Begin

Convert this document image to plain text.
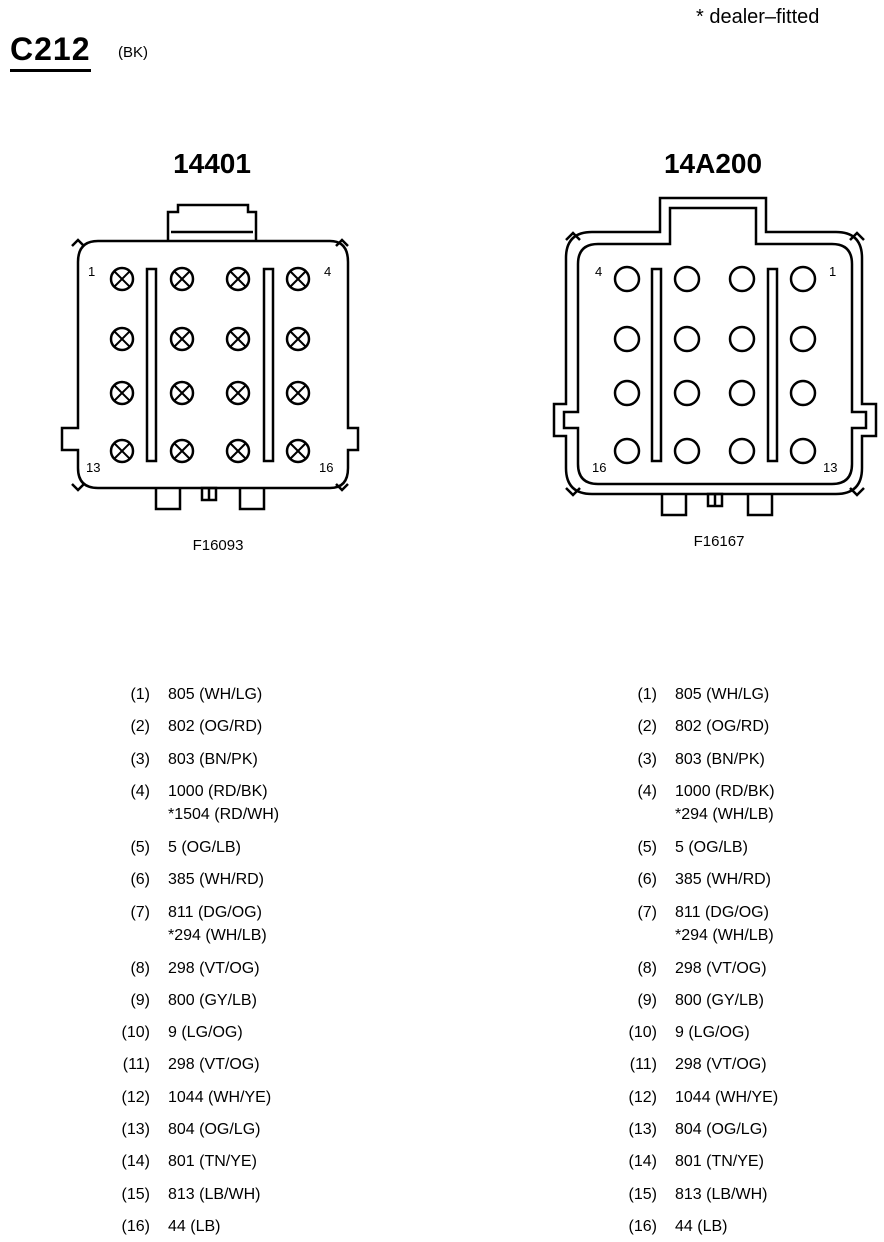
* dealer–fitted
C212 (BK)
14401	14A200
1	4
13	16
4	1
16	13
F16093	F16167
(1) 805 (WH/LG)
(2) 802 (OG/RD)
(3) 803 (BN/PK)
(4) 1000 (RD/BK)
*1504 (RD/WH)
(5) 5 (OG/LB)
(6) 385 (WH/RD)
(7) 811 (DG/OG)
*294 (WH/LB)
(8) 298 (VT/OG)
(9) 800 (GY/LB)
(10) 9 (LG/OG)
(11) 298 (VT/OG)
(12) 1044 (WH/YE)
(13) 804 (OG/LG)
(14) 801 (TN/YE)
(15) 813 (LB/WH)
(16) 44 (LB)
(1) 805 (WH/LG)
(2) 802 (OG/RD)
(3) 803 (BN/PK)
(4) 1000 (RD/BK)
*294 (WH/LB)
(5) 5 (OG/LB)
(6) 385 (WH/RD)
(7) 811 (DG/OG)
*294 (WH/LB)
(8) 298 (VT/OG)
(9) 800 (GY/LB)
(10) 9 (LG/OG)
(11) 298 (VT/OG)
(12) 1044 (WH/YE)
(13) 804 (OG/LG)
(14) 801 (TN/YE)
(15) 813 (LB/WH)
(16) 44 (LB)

End
Begin

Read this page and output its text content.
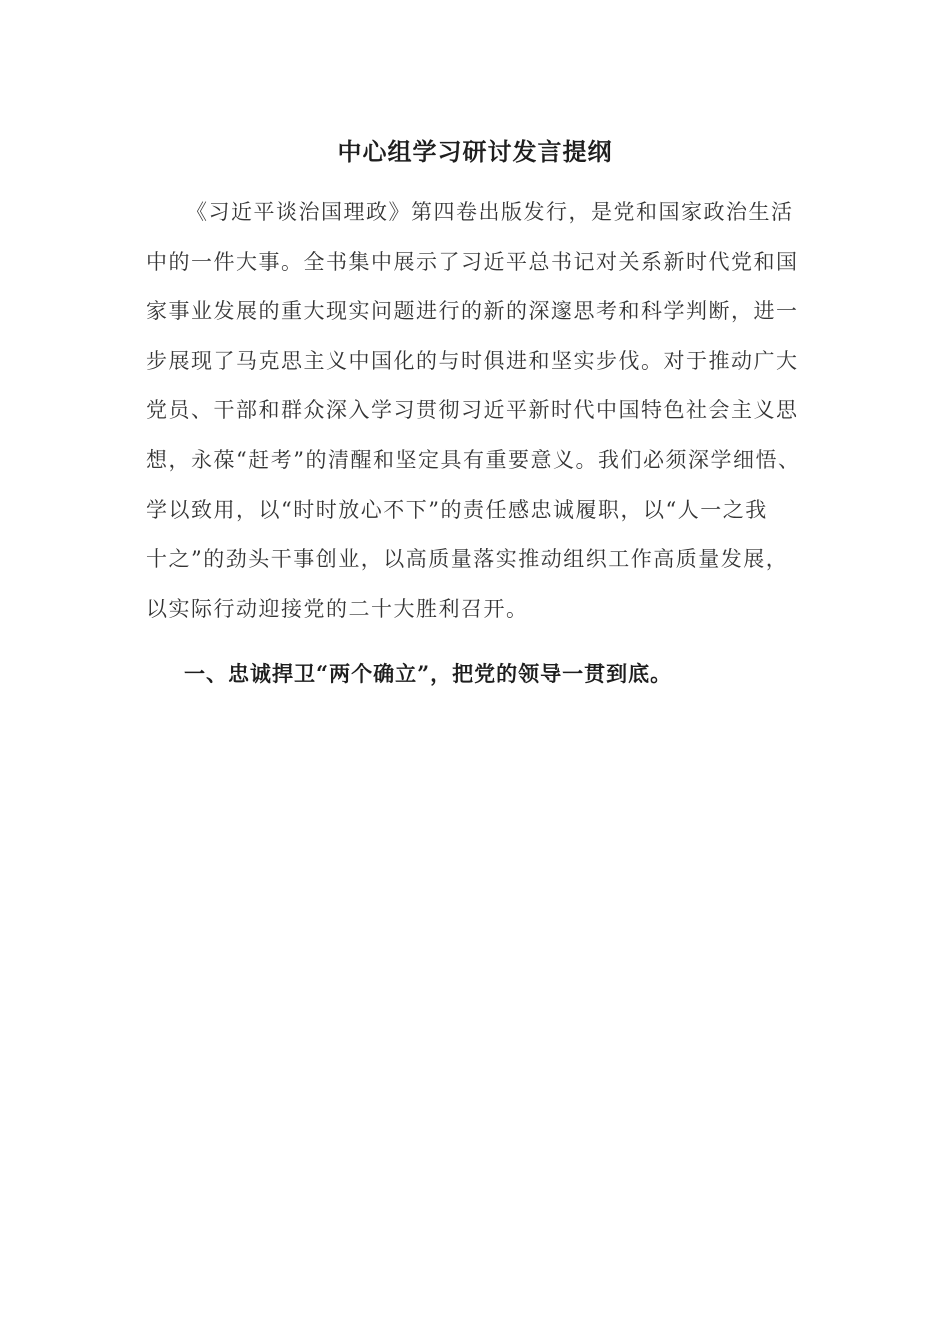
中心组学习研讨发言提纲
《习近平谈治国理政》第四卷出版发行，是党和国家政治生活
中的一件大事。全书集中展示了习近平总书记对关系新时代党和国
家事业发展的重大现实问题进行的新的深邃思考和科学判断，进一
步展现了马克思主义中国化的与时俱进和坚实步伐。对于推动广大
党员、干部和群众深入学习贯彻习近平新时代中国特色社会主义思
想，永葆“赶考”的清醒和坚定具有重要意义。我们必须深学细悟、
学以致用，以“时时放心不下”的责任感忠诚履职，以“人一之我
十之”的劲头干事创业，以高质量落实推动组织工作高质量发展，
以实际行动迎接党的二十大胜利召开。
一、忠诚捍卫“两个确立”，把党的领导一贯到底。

End

Exercise requirements:
Reproduce each line from the records that contains the word "this".

In response:
Convert this document image to plain text.
Read this page and output its text content.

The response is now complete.